Text under study: Begin

He practiced as an attorney, serving on the board of directors of the North Carolina Bar Association. He served as a lawyer in the JAG Corps. After serving, he returned to North Carolina where he started his political career.

He first ran for election to represent Randolph County in the North Carolina House of Representatives in 1960, but lost. He ran for the state House again, winning in 1970, and served for one term, during which he introduced the bill reducing the voting age to 18 in North Carolina, and also advocated for auto insurance reform. He won his post as Commissioner of Insurance in 1972.

In that role, he was known as a populist and was an outspoken holder of the office. He won re-election in 1976 and 1980. He considered the abolition of assigned risk for young drivers to be the highlight of his career as Commissioner. Throughout his tenure, he consistently rejected insurance rate increases, although these were overturned by appellate courts in 32 of 33 cases. This brought him into conflict with the General Assembly, which, in 1977, stripped the Commissioner's office of its rate-capping powers.

He was indirectly threatened by the Insurance lobby which made many attempts to infiltrate his campaigns and cabinet. This led to the firing of aides and deputies, including successor Jim Long, and holding meetings in parking garages over fears his office was bugged.

Text under study: End
Data for analysis: Begin

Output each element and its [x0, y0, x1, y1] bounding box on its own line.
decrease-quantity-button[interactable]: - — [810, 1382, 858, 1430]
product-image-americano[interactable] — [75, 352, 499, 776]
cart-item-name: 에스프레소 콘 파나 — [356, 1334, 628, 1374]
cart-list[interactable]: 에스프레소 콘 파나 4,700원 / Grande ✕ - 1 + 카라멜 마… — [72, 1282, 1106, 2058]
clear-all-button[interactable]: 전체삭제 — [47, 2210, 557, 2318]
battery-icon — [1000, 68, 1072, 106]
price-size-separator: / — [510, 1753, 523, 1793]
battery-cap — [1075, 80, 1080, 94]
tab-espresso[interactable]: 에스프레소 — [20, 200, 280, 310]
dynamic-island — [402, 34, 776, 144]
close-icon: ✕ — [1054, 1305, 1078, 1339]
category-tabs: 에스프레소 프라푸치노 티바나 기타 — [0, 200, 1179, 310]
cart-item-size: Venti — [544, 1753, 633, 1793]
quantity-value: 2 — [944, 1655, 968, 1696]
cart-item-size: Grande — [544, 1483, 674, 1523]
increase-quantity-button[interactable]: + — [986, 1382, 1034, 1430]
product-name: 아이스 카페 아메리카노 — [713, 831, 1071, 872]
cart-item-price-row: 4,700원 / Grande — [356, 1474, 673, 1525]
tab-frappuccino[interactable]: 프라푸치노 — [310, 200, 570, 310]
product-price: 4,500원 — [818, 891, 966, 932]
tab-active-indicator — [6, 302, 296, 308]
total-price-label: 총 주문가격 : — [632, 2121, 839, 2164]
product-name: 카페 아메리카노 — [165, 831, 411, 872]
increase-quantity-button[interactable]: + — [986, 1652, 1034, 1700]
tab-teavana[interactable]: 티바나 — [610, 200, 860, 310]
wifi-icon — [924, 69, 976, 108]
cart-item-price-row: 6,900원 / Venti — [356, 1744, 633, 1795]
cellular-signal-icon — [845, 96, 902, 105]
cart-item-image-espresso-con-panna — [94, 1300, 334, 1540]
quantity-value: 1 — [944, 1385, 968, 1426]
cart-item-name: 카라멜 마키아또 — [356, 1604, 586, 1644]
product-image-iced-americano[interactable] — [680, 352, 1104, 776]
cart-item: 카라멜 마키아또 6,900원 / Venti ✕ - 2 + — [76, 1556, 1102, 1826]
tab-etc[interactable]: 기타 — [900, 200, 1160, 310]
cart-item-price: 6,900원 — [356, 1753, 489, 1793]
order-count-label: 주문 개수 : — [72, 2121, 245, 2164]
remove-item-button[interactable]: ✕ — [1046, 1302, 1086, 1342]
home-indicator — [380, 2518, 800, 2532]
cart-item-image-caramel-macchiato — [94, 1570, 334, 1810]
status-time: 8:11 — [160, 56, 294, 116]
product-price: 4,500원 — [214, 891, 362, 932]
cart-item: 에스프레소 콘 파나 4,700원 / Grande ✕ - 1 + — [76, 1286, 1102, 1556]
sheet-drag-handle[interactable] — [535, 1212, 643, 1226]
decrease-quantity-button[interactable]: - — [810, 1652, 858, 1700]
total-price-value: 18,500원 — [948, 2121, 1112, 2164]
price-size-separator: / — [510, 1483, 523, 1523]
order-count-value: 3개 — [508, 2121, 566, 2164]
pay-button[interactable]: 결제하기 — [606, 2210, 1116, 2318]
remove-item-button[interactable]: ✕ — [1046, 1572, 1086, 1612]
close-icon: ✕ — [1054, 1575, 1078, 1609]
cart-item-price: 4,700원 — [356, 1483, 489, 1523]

Data for analysis: End

— Required action 1 —
Can you condense the paragraph beginning "In that role, he was known as a populist" from the account of the North Carolina insurance commissioner into a short bulleted list that keeps its main facts?
— Required action 2 —
Could you carry on the account of the North Carolina insurance commissioner's career, picking up after its last sentence?

— Expected output 1 —
- Served as a populist, outspoken Commissioner of Insurance
- Re-elected in 1976 and 1980
- Saw ending assigned risk for young drivers as his career highlight
- Consistently rejected insurance rate increases, but appellate courts overturned him in 32 of 33 cases
- Clashed with the General Assembly, which removed the office's rate-capping powers in 1977

— Expected output 2 —
He ran for the Democratic nomination for the United States Senate in 1978, 1986, and 1990. He won the Democratic nomination in the second ballot in the 1978 election against the banker Luther H. Hodges, Jr., who outspent him by $1.7m to only $50,000. In the general election, Ingram lost to the Republican incumbent Jesse Helms. He ran for the position of Governor of North Carolina in 1984, to replace Jim Hunt, whose term ended per constitutional term limits. However, in the primary election, Ingram finished fifth in a crowded field, with 9% of the vote.

In 1986, Terry Sanford won the nomination on the first ballot, with Ingram coming second, with 16% of the vote. Ingram came third in the 1990 primary, with 17%, behind Harvey Gantt and Mike Easley. In these later races, Ingram was known to focus primarily to issues of insurance. In the 1990 election, at first, Ingram refused to answer questions about any other topic, focusing on health insurance. However, he was known as pro-choice, and favoured federal funding of abortion for poor victims of rape and incest.

===Death===
He died on January 6, 2013, from complications of heart disease.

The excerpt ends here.